> **YOUR OBJECTIVE**
Wherever the word "الثاني" appears in the entries, copy the whole line.

> **TASK INPUT**
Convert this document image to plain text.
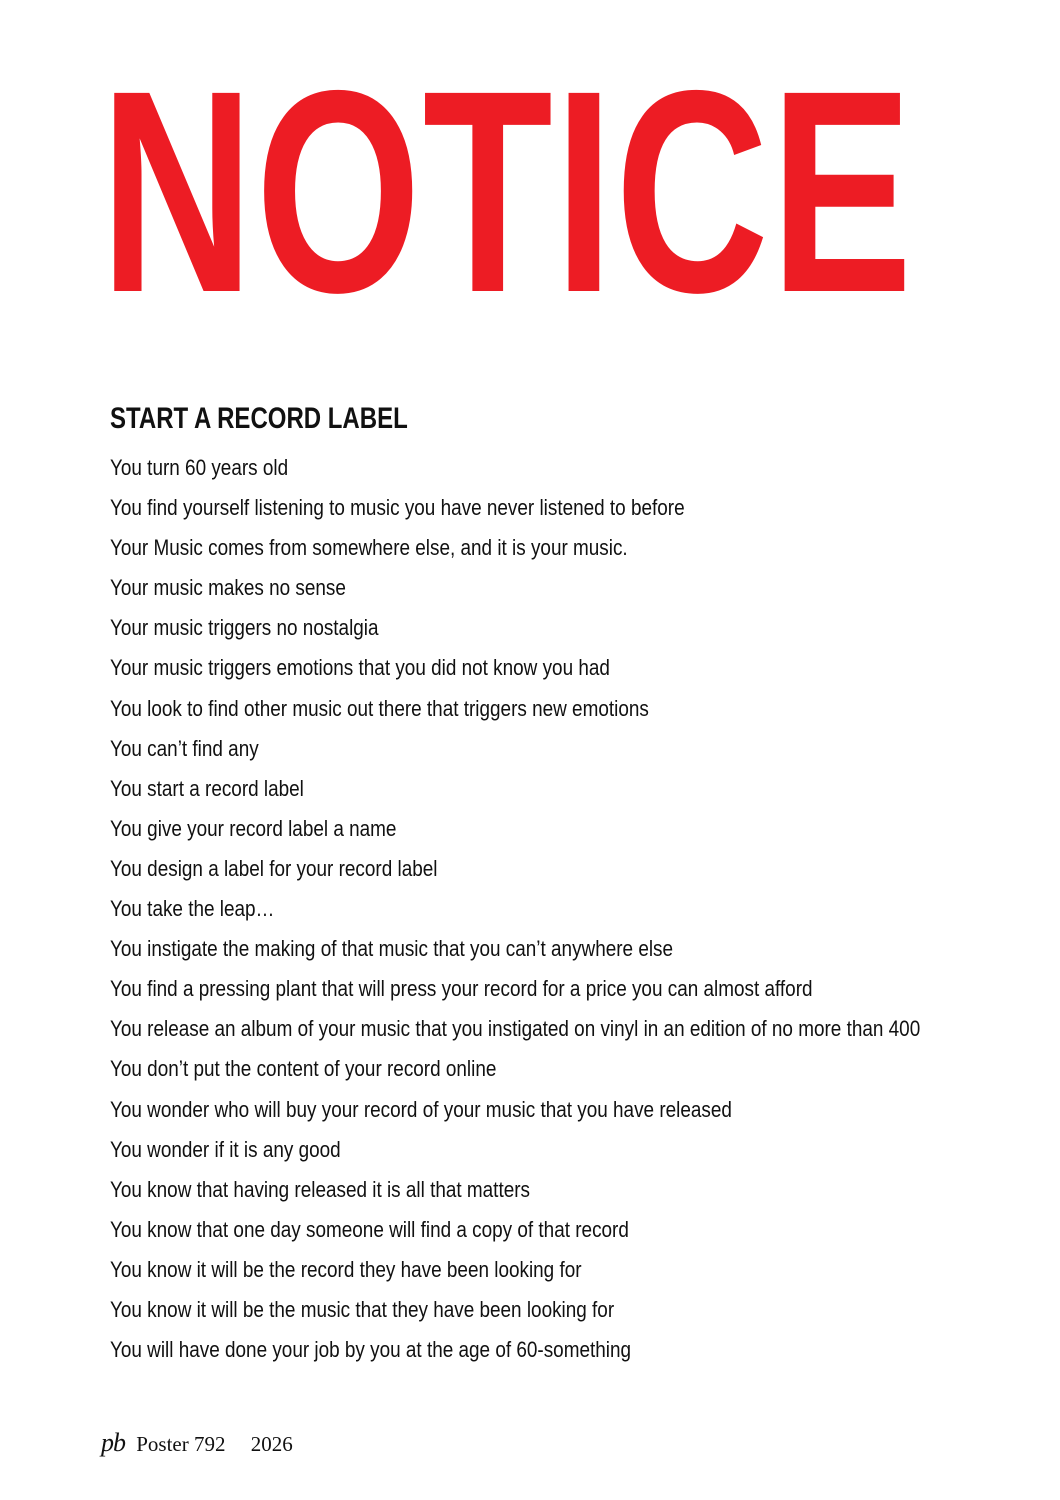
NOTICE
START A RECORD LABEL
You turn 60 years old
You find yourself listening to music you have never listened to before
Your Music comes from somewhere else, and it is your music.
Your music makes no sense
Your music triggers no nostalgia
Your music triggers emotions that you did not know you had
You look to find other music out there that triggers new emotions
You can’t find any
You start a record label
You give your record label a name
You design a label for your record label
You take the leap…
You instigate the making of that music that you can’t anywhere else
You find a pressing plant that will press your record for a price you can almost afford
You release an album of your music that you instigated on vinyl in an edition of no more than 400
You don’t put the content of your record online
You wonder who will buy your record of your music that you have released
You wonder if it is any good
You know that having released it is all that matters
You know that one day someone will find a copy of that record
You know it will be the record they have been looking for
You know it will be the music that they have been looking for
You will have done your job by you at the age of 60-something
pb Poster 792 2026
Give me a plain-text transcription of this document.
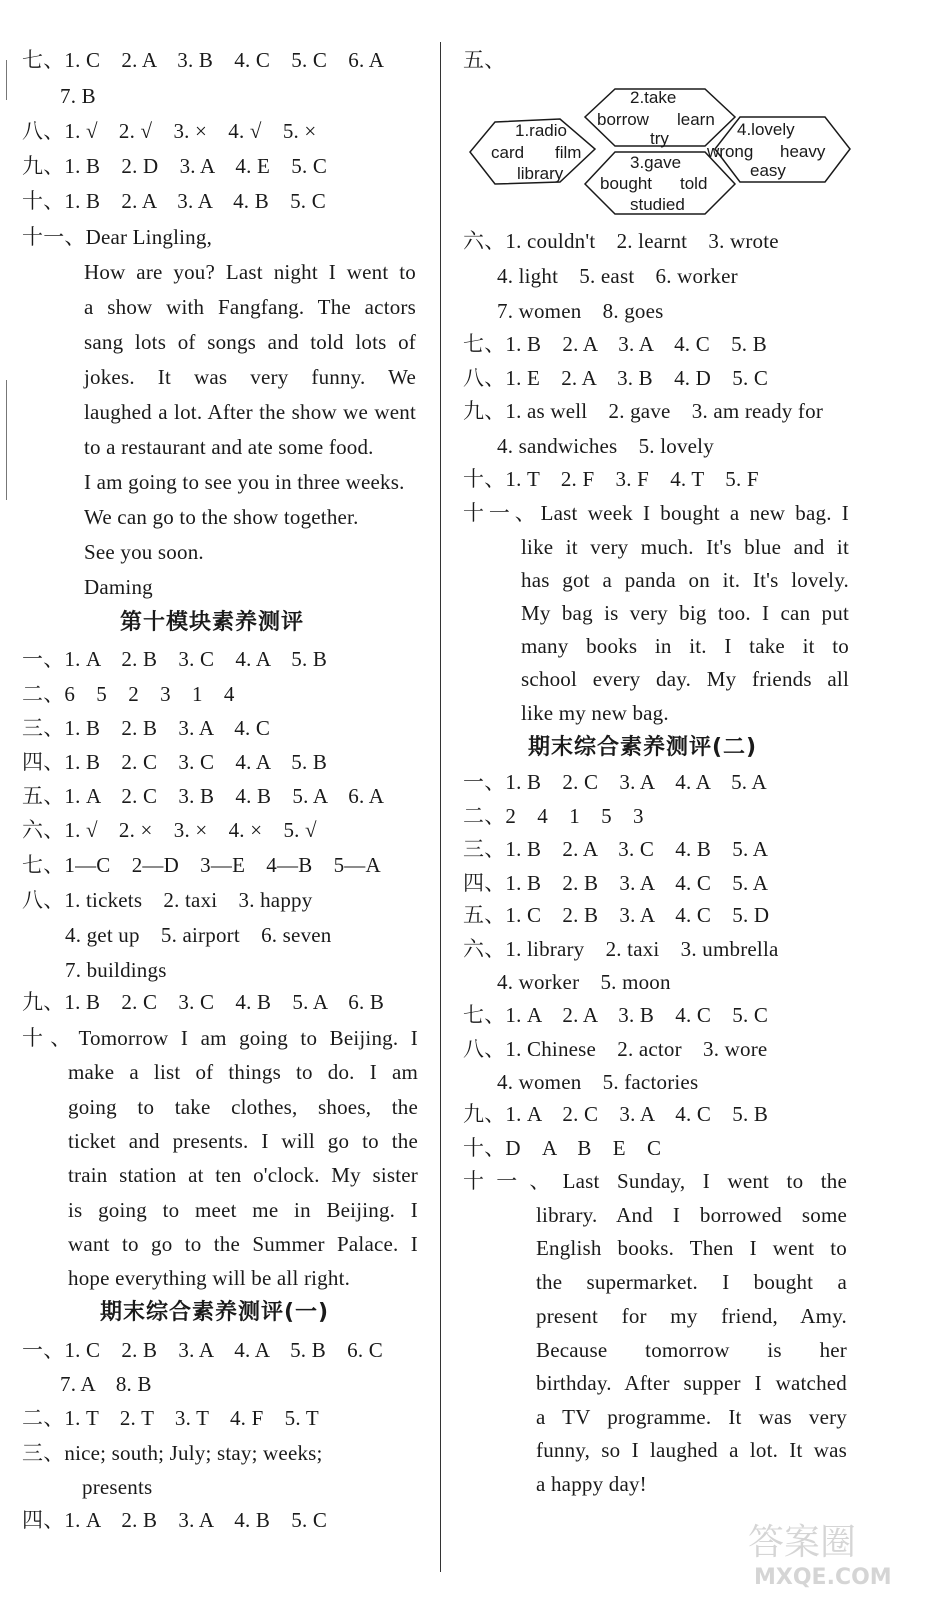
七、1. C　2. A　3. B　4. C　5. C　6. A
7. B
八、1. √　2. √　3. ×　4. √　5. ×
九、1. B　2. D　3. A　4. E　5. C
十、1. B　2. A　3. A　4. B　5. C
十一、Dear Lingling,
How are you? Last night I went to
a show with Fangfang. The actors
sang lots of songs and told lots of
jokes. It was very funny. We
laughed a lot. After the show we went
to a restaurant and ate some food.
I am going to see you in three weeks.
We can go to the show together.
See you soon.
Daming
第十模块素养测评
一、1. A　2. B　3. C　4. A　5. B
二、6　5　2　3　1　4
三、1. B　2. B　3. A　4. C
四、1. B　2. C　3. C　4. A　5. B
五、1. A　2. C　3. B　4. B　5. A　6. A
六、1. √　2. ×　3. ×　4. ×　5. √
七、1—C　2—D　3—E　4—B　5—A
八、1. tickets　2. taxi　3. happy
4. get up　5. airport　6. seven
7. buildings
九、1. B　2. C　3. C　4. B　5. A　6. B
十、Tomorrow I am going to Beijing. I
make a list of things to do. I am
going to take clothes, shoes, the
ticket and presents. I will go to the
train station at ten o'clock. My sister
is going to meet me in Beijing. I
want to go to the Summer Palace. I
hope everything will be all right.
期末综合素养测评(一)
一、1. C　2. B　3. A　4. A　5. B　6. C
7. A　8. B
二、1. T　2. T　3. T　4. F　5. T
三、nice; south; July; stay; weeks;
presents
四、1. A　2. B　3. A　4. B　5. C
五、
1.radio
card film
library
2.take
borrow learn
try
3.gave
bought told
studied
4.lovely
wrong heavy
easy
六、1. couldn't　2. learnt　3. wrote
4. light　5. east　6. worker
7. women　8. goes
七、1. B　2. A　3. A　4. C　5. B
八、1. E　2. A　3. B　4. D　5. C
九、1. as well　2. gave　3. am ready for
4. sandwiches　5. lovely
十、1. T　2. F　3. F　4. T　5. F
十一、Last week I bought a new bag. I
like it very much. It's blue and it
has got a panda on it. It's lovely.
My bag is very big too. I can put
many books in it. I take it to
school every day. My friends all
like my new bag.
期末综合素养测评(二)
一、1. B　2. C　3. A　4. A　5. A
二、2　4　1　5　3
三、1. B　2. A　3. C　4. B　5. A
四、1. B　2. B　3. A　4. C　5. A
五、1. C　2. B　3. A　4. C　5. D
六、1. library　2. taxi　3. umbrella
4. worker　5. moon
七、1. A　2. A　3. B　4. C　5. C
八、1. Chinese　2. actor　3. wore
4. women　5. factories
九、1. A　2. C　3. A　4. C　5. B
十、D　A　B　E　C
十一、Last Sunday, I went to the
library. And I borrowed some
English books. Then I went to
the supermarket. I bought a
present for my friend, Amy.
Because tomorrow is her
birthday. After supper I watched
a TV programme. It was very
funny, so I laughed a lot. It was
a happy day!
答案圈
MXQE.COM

---

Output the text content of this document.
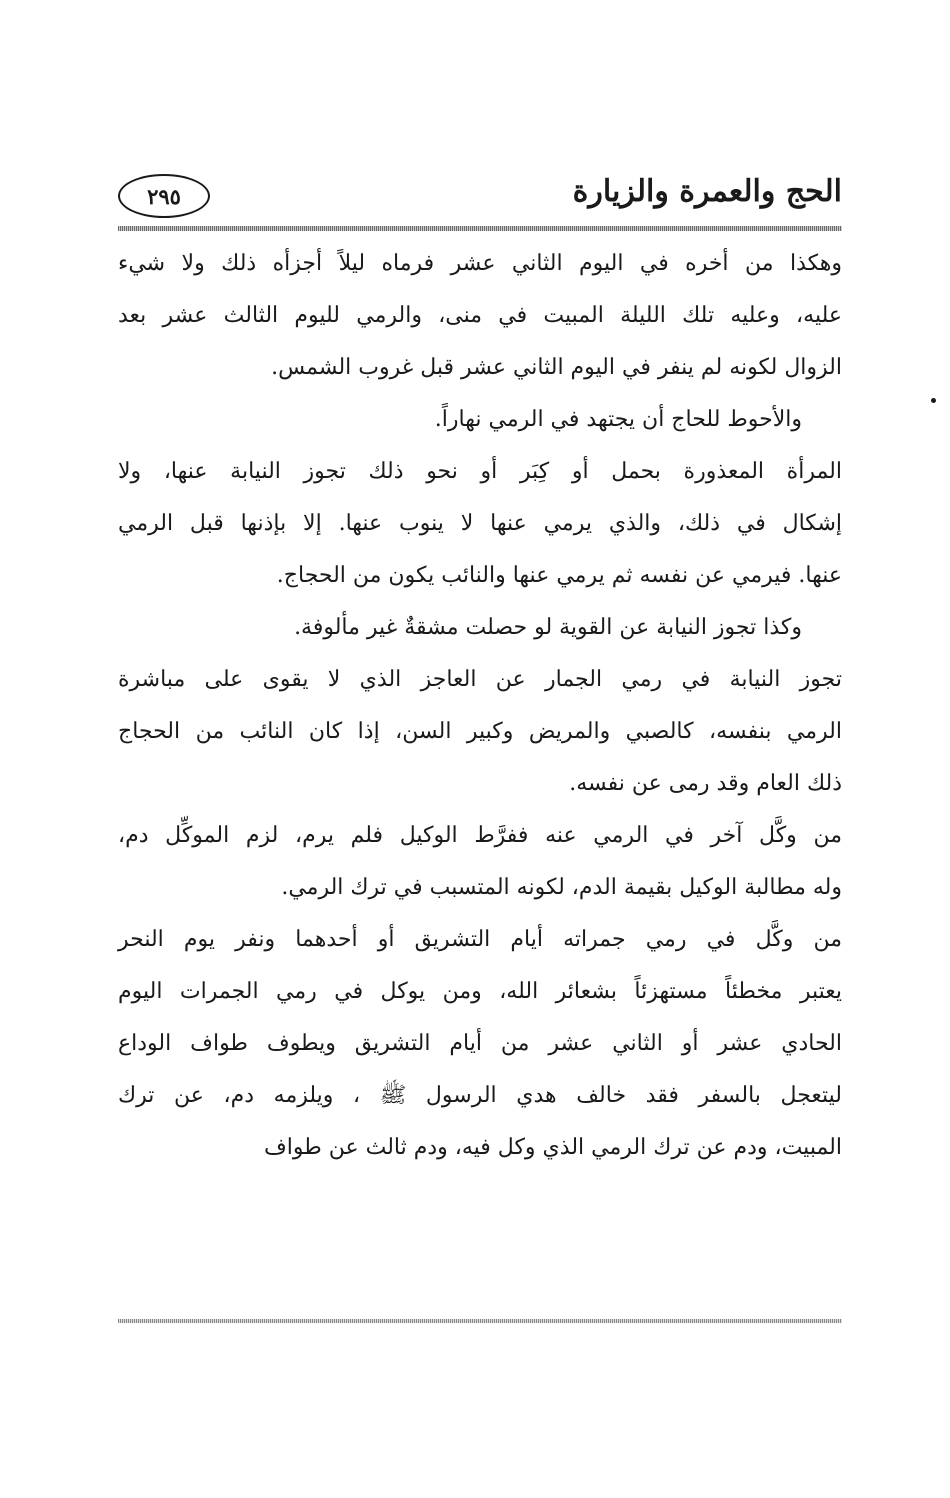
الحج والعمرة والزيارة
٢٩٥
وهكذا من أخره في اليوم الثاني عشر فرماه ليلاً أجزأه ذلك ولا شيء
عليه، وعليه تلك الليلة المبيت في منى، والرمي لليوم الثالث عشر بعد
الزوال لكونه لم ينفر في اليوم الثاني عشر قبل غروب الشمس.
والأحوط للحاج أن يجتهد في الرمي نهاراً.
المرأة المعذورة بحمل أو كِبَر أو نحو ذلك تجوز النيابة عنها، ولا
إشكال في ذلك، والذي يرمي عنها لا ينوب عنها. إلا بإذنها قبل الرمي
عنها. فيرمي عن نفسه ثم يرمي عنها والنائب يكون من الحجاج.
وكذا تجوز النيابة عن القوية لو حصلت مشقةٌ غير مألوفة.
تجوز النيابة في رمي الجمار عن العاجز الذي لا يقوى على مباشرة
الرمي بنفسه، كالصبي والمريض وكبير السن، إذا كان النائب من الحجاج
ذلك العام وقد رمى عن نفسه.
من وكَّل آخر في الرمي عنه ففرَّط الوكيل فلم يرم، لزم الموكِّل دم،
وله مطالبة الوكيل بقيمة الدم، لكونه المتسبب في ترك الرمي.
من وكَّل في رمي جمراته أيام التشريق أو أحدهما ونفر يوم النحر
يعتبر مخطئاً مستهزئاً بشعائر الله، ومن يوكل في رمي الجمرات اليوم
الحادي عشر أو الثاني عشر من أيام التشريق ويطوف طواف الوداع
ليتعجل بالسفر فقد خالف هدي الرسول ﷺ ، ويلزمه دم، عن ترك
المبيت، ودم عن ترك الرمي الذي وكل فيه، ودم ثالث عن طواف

> **COMPLETED EXERCISE**
وهكذا من أخره في اليوم الثاني عشر فرماه ليلاً أجزأه ذلك ولا شيء
الزوال لكونه لم ينفر في اليوم الثاني عشر قبل غروب الشمس.
الحادي عشر أو الثاني عشر من أيام التشريق ويطوف طواف الوداع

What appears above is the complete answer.